• Exercise aim: Show each line of the listing below that contains the string "arrow". Case counts.

--------------------------------

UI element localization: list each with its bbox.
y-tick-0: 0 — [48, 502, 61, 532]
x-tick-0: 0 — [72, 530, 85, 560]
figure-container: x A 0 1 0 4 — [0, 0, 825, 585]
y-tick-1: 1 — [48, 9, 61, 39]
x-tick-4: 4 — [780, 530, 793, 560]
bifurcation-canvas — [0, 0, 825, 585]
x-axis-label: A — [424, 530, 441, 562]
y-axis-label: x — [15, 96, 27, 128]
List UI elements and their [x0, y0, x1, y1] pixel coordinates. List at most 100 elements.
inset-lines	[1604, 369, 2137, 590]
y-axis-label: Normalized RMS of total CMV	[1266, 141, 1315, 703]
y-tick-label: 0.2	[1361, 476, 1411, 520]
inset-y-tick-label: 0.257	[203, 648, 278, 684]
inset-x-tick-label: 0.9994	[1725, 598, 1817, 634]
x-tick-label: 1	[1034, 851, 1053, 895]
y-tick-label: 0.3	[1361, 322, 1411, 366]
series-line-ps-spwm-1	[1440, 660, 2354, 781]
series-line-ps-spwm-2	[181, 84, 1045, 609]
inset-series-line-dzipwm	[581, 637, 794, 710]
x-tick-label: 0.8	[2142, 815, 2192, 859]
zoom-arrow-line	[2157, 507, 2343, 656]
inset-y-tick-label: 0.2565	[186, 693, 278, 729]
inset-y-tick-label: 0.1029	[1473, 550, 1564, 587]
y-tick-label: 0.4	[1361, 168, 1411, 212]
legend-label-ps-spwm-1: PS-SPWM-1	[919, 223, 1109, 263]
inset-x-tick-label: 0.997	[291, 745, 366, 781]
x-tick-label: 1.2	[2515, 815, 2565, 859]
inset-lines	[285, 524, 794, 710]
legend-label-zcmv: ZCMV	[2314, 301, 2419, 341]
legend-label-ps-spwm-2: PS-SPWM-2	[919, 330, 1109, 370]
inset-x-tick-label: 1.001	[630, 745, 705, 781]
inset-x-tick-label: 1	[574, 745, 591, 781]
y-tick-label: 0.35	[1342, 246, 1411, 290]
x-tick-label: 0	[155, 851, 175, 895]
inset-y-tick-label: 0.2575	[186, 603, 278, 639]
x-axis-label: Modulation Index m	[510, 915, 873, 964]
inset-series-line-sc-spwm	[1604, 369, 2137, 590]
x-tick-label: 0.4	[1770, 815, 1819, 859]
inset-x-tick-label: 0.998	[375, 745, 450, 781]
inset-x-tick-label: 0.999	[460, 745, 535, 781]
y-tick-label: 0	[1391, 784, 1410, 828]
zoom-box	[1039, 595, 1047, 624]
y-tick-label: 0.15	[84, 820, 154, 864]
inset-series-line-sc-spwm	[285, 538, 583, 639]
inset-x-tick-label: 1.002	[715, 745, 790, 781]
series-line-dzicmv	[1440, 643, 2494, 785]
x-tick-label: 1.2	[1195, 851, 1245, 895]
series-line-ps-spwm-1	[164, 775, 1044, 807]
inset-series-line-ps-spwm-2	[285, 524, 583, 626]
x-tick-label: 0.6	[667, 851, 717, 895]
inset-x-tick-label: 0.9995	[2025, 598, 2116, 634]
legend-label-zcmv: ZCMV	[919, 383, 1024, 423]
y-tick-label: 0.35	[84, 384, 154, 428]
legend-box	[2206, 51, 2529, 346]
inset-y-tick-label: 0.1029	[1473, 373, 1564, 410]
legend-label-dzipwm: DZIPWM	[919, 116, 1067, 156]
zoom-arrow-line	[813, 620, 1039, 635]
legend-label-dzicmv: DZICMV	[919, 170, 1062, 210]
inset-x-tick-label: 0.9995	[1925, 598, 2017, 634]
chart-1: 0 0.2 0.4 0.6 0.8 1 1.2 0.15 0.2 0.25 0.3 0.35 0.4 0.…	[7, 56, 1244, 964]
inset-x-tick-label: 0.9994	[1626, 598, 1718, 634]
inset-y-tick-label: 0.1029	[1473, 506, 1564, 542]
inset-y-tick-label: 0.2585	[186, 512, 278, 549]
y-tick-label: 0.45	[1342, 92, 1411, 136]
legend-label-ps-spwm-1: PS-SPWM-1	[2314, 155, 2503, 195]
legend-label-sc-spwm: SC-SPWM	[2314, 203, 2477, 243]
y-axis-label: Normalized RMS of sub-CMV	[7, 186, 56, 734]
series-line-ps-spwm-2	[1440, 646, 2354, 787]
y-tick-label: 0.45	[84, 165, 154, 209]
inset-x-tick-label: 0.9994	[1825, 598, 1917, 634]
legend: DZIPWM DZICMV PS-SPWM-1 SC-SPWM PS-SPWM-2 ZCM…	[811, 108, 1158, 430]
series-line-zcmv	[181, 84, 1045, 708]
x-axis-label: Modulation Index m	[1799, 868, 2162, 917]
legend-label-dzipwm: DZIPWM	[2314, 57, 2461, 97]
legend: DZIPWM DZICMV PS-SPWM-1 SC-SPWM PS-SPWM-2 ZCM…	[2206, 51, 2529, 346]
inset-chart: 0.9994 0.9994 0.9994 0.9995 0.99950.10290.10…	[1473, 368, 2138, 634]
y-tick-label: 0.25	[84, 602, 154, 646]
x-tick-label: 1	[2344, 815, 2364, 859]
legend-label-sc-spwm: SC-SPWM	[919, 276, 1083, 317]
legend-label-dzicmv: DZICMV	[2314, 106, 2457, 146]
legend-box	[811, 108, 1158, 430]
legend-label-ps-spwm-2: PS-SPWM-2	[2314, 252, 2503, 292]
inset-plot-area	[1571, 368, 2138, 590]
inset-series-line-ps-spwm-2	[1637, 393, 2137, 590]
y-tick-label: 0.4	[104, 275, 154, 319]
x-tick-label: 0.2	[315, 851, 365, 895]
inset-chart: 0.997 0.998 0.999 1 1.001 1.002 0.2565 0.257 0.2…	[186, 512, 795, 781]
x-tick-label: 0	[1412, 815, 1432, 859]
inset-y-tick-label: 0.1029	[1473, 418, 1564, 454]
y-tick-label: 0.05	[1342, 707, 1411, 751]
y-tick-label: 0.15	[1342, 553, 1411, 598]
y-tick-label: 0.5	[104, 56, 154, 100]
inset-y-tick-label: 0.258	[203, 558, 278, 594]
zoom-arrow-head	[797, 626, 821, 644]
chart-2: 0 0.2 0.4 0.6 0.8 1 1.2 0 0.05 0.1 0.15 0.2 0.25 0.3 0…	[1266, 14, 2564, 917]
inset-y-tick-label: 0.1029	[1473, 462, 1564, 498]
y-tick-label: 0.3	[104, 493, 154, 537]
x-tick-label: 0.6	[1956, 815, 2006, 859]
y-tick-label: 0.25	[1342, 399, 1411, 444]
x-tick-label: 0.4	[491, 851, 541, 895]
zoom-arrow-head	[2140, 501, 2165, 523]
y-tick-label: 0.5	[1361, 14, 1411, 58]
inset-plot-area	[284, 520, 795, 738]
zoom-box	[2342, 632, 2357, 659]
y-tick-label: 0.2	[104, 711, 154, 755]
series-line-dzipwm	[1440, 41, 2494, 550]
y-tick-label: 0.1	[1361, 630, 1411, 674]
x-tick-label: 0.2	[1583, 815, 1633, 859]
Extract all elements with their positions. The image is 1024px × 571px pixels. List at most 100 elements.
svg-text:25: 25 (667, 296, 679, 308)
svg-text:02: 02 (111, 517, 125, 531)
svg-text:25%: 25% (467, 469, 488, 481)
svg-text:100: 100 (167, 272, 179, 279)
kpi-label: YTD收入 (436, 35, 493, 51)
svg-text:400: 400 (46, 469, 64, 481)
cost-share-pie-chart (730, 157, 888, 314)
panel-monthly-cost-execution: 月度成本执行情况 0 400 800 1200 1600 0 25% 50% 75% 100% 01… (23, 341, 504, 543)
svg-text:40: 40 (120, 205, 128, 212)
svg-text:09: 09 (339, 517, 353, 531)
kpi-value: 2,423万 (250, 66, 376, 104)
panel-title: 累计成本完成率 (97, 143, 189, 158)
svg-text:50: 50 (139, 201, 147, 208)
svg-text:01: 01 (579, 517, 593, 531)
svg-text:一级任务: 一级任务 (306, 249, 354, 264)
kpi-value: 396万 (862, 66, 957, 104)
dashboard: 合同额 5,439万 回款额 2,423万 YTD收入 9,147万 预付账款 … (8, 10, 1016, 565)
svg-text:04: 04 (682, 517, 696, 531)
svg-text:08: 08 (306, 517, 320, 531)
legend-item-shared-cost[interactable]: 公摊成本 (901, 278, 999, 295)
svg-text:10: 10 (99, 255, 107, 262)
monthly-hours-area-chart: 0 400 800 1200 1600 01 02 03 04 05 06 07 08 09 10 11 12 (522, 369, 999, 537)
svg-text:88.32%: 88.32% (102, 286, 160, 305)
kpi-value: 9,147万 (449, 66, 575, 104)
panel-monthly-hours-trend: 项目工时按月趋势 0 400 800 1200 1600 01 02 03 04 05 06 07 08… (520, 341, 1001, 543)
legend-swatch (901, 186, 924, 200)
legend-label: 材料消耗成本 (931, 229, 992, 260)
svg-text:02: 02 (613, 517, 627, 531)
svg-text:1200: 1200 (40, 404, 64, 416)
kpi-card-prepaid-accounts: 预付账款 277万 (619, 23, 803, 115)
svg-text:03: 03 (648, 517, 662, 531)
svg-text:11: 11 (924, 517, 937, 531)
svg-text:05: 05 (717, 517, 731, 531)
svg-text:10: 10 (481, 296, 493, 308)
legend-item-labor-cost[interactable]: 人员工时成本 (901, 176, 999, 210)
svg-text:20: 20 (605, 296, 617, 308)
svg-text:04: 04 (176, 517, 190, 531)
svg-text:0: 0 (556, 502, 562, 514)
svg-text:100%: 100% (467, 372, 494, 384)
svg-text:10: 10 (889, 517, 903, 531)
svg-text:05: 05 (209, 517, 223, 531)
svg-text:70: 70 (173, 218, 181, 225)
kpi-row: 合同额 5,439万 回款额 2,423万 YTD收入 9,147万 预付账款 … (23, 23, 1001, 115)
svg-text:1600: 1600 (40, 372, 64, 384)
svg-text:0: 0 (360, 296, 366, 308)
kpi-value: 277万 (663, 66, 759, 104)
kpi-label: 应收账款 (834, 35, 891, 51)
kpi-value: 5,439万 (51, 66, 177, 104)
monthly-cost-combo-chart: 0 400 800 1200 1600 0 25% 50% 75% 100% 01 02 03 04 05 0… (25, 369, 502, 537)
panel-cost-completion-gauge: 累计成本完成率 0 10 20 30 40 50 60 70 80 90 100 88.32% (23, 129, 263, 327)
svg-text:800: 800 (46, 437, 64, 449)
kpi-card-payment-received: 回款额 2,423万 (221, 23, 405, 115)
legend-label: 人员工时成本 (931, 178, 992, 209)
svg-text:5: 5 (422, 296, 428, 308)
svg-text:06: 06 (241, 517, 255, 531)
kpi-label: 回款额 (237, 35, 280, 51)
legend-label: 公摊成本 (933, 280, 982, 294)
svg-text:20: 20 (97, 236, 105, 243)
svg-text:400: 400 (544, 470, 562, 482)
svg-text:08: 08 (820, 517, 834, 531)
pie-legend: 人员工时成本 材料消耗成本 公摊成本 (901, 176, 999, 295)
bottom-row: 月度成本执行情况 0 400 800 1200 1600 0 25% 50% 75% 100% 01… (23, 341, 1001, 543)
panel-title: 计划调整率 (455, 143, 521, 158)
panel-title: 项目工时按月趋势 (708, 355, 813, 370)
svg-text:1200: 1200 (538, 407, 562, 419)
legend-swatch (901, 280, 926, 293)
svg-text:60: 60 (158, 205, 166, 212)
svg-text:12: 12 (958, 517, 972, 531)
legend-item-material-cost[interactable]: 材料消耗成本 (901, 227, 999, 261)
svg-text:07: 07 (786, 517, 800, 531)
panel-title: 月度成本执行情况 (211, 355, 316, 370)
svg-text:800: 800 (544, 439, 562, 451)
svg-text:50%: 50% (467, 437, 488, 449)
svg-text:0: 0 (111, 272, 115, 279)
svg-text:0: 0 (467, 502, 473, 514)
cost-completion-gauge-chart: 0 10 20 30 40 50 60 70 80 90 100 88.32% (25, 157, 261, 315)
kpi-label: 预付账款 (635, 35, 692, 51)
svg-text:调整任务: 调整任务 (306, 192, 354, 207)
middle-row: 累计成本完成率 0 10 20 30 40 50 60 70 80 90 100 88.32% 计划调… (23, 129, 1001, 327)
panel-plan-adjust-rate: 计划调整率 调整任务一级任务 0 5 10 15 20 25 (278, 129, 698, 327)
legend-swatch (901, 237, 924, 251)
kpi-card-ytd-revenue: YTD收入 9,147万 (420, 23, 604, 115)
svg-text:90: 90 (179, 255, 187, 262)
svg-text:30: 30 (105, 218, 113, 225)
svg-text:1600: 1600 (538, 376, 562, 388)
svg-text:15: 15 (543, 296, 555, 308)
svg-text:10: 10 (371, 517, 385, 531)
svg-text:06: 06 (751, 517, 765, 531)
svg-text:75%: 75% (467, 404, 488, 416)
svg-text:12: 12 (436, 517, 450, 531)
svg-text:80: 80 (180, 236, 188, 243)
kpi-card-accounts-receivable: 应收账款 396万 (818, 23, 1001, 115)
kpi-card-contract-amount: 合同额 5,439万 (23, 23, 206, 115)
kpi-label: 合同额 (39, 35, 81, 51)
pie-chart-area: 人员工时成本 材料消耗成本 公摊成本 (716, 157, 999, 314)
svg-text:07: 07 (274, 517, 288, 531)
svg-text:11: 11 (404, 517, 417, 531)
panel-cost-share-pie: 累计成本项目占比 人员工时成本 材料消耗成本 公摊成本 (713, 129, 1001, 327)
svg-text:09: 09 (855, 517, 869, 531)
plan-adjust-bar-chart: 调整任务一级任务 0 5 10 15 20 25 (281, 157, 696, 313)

--------------------------------

• Full solution:
zoom-arrow-line	[2157, 507, 2343, 656]
zoom-arrow-line	[813, 620, 1039, 635]
zoom-arrow-head	[797, 626, 821, 644]
zoom-arrow-head	[2140, 501, 2165, 523]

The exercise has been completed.